** Start of Data listing **
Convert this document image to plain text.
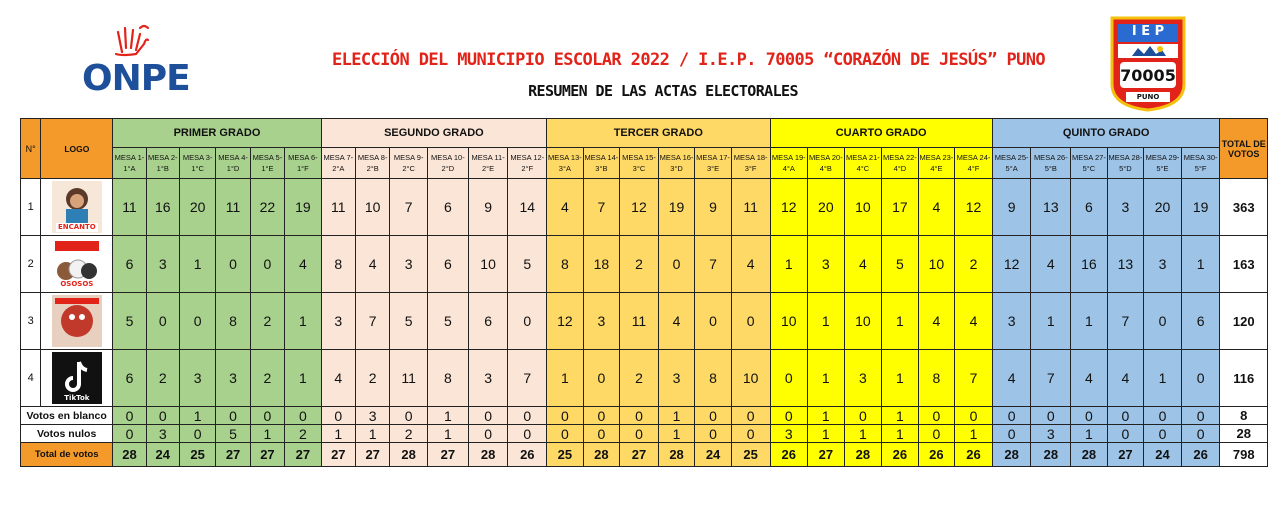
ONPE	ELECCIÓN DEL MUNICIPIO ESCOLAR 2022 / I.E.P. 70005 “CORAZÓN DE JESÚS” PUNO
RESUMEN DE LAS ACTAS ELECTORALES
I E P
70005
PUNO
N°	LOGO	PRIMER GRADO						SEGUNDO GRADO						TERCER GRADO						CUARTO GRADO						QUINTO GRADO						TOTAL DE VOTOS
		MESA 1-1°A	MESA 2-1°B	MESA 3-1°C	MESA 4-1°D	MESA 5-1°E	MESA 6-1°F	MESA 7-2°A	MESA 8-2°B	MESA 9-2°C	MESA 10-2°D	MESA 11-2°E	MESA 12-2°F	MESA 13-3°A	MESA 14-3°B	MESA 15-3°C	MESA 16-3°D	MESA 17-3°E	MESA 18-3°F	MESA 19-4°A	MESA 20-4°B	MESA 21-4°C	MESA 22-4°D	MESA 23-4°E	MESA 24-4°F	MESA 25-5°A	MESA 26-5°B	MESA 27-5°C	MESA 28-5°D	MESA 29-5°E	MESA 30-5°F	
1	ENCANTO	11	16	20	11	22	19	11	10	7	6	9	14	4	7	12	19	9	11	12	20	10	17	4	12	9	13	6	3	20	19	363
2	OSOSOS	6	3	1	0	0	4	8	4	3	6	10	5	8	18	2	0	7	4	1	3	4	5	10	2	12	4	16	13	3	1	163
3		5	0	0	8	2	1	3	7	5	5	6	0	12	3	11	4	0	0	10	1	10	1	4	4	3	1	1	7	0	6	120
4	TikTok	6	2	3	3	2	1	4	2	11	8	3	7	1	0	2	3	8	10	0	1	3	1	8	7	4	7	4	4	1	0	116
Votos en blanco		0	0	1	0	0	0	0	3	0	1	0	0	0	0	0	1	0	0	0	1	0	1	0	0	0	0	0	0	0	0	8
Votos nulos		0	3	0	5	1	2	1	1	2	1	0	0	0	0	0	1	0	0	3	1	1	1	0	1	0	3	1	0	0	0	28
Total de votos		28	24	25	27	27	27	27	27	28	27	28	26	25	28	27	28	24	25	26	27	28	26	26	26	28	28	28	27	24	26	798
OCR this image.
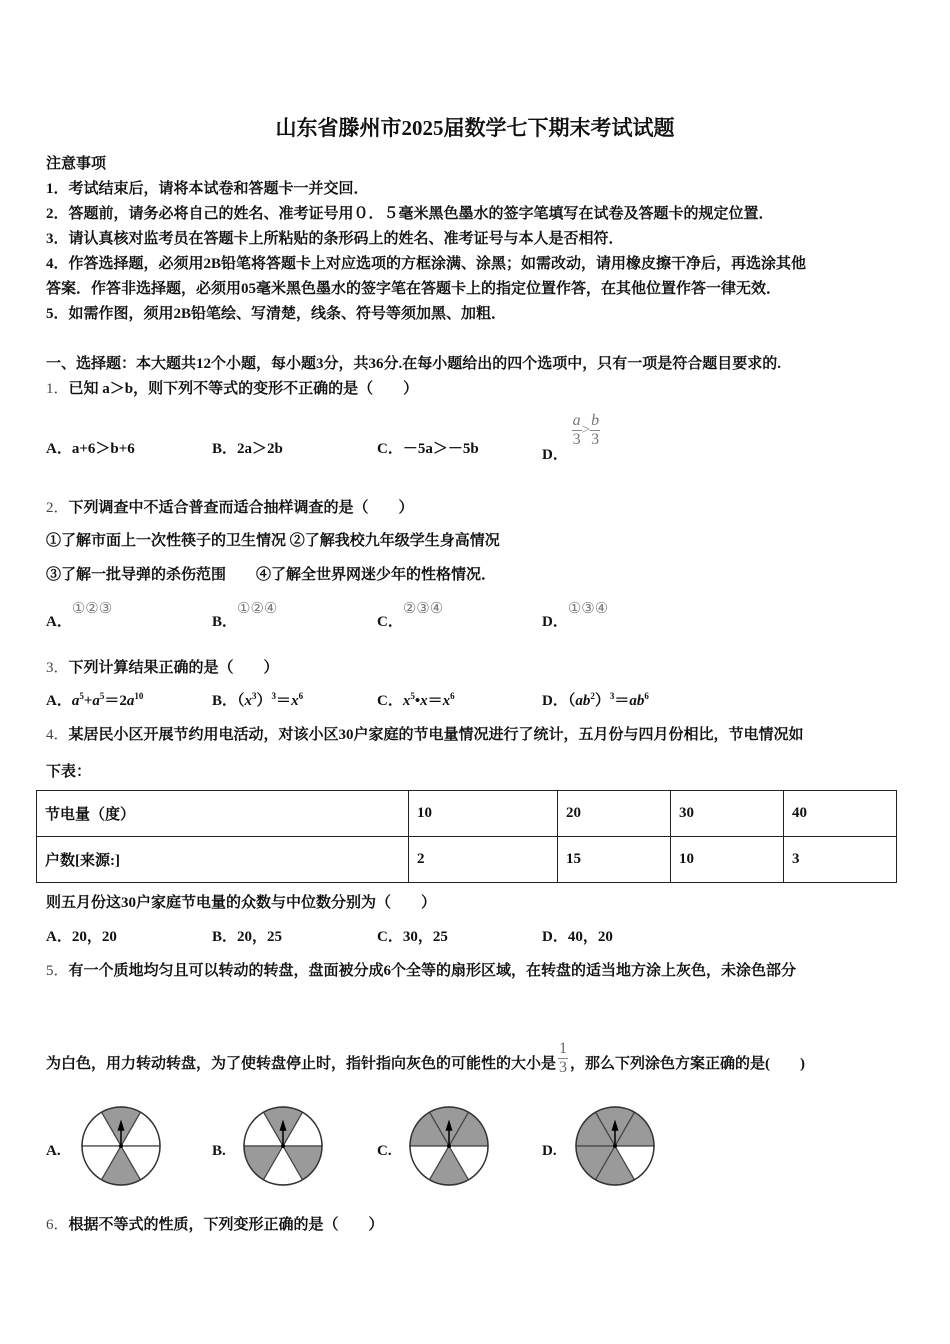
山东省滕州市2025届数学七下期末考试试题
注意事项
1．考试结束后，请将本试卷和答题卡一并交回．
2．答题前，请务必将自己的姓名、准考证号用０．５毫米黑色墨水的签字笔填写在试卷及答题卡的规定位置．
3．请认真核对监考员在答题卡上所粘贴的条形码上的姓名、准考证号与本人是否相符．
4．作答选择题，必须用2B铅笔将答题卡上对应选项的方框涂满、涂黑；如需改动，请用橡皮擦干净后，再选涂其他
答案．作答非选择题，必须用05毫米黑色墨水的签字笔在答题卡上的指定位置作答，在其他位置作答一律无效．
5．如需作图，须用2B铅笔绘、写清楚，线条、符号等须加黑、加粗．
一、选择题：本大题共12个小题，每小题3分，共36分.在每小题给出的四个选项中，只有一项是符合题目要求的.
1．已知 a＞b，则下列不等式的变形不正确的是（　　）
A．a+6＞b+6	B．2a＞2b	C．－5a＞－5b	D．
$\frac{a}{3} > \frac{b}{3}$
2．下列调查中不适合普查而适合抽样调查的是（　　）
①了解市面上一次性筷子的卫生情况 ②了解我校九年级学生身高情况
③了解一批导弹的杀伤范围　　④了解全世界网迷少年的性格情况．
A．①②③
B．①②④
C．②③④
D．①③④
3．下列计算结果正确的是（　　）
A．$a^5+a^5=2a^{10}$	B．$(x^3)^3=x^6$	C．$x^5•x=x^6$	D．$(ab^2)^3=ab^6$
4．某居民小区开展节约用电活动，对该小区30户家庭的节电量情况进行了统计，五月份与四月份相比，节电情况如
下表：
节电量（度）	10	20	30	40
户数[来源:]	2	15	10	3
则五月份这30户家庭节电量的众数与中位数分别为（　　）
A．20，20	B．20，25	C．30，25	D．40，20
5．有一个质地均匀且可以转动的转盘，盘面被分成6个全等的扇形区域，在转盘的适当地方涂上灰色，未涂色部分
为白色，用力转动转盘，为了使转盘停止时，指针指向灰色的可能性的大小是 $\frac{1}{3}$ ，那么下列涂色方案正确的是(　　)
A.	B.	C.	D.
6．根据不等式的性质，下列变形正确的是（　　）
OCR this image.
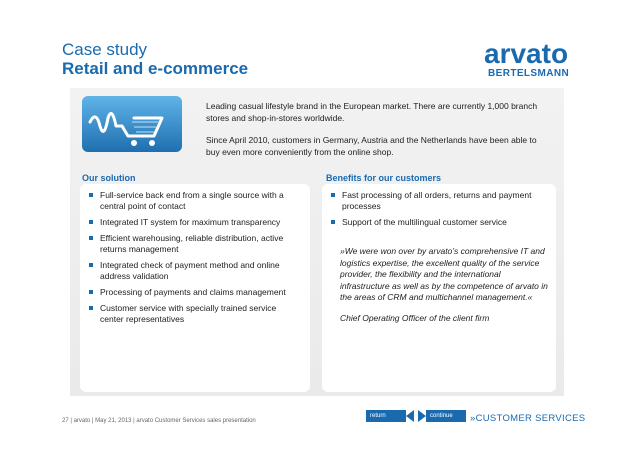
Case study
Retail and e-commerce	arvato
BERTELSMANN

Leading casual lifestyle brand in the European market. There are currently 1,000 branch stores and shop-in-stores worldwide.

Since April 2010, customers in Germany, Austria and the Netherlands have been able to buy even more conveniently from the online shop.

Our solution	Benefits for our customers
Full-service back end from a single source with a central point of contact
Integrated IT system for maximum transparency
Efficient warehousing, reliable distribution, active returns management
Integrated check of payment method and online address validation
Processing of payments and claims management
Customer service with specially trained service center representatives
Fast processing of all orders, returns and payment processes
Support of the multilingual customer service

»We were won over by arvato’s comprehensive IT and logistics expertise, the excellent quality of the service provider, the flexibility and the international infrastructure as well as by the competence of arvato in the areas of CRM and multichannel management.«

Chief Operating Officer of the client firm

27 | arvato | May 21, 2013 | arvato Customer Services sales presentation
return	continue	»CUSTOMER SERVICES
** End of Data listing **
**What the task asks**
Strip the images and reproduce the remaining records precisely.

**Solution for this exercise**
Convert this document image to plain text.
ONPE	ELECCIÓN DEL MUNICIPIO ESCOLAR 2022 / I.E.P. 70005 “CORAZÓN DE JESÚS” PUNO
RESUMEN DE LAS ACTAS ELECTORALES
I E P
70005
PUNO
N°	LOGO	PRIMER GRADO						SEGUNDO GRADO						TERCER GRADO						CUARTO GRADO						QUINTO GRADO						TOTAL DE VOTOS
		MESA 1-1°A	MESA 2-1°B	MESA 3-1°C	MESA 4-1°D	MESA 5-1°E	MESA 6-1°F	MESA 7-2°A	MESA 8-2°B	MESA 9-2°C	MESA 10-2°D	MESA 11-2°E	MESA 12-2°F	MESA 13-3°A	MESA 14-3°B	MESA 15-3°C	MESA 16-3°D	MESA 17-3°E	MESA 18-3°F	MESA 19-4°A	MESA 20-4°B	MESA 21-4°C	MESA 22-4°D	MESA 23-4°E	MESA 24-4°F	MESA 25-5°A	MESA 26-5°B	MESA 27-5°C	MESA 28-5°D	MESA 29-5°E	MESA 30-5°F	
1	ENCANTO	11	16	20	11	22	19	11	10	7	6	9	14	4	7	12	19	9	11	12	20	10	17	4	12	9	13	6	3	20	19	363
2	OSOSOS	6	3	1	0	0	4	8	4	3	6	10	5	8	18	2	0	7	4	1	3	4	5	10	2	12	4	16	13	3	1	163
3		5	0	0	8	2	1	3	7	5	5	6	0	12	3	11	4	0	0	10	1	10	1	4	4	3	1	1	7	0	6	120
4	TikTok	6	2	3	3	2	1	4	2	11	8	3	7	1	0	2	3	8	10	0	1	3	1	8	7	4	7	4	4	1	0	116
Votos en blanco		0	0	1	0	0	0	0	3	0	1	0	0	0	0	0	1	0	0	0	1	0	1	0	0	0	0	0	0	0	0	8
Votos nulos		0	3	0	5	1	2	1	1	2	1	0	0	0	0	0	1	0	0	3	1	1	1	0	1	0	3	1	0	0	0	28
Total de votos		28	24	25	27	27	27	27	27	28	27	28	26	25	28	27	28	24	25	26	27	28	26	26	26	28	28	28	27	24	26	798
OCR this image.
山东省滕州市2025届数学七下期末考试试题
注意事项
1．考试结束后，请将本试卷和答题卡一并交回．
2．答题前，请务必将自己的姓名、准考证号用０．５毫米黑色墨水的签字笔填写在试卷及答题卡的规定位置．
3．请认真核对监考员在答题卡上所粘贴的条形码上的姓名、准考证号与本人是否相符．
4．作答选择题，必须用2B铅笔将答题卡上对应选项的方框涂满、涂黑；如需改动，请用橡皮擦干净后，再选涂其他
答案．作答非选择题，必须用05毫米黑色墨水的签字笔在答题卡上的指定位置作答，在其他位置作答一律无效．
5．如需作图，须用2B铅笔绘、写清楚，线条、符号等须加黑、加粗．
一、选择题：本大题共12个小题，每小题3分，共36分.在每小题给出的四个选项中，只有一项是符合题目要求的.
1．已知 a＞b，则下列不等式的变形不正确的是（　　）
A．a+6＞b+6	B．2a＞2b	C．－5a＞－5b	D．
$\frac{a}{3} > \frac{b}{3}$
2．下列调查中不适合普查而适合抽样调查的是（　　）
①了解市面上一次性筷子的卫生情况 ②了解我校九年级学生身高情况
③了解一批导弹的杀伤范围　　④了解全世界网迷少年的性格情况．
A．①②③
B．①②④
C．②③④
D．①③④
3．下列计算结果正确的是（　　）
A．$a^5+a^5=2a^{10}$	B．$(x^3)^3=x^6$	C．$x^5•x=x^6$	D．$(ab^2)^3=ab^6$
4．某居民小区开展节约用电活动，对该小区30户家庭的节电量情况进行了统计，五月份与四月份相比，节电情况如
下表：
节电量（度）	10	20	30	40
户数[来源:]	2	15	10	3
则五月份这30户家庭节电量的众数与中位数分别为（　　）
A．20，20	B．20，25	C．30，25	D．40，20
5．有一个质地均匀且可以转动的转盘，盘面被分成6个全等的扇形区域，在转盘的适当地方涂上灰色，未涂色部分
为白色，用力转动转盘，为了使转盘停止时，指针指向灰色的可能性的大小是 $\frac{1}{3}$ ，那么下列涂色方案正确的是(　　)
A.	B.	C.	D.
6．根据不等式的性质，下列变形正确的是（　　）
OCR this image.
Case study
Retail and e-commerce	arvato
BERTELSMANN

Leading casual lifestyle brand in the European market. There are currently 1,000 branch stores and shop-in-stores worldwide.

Since April 2010, customers in Germany, Austria and the Netherlands have been able to buy even more conveniently from the online shop.

Our solution	Benefits for our customers
Full-service back end from a single source with a central point of contact
Integrated IT system for maximum transparency
Efficient warehousing, reliable distribution, active returns management
Integrated check of payment method and online address validation
Processing of payments and claims management
Customer service with specially trained service center representatives
Fast processing of all orders, returns and payment processes
Support of the multilingual customer service

»We were won over by arvato’s comprehensive IT and logistics expertise, the excellent quality of the service provider, the flexibility and the international infrastructure as well as by the competence of arvato in the areas of CRM and multichannel management.«

Chief Operating Officer of the client firm

27 | arvato | May 21, 2013 | arvato Customer Services sales presentation
return	continue	»CUSTOMER SERVICES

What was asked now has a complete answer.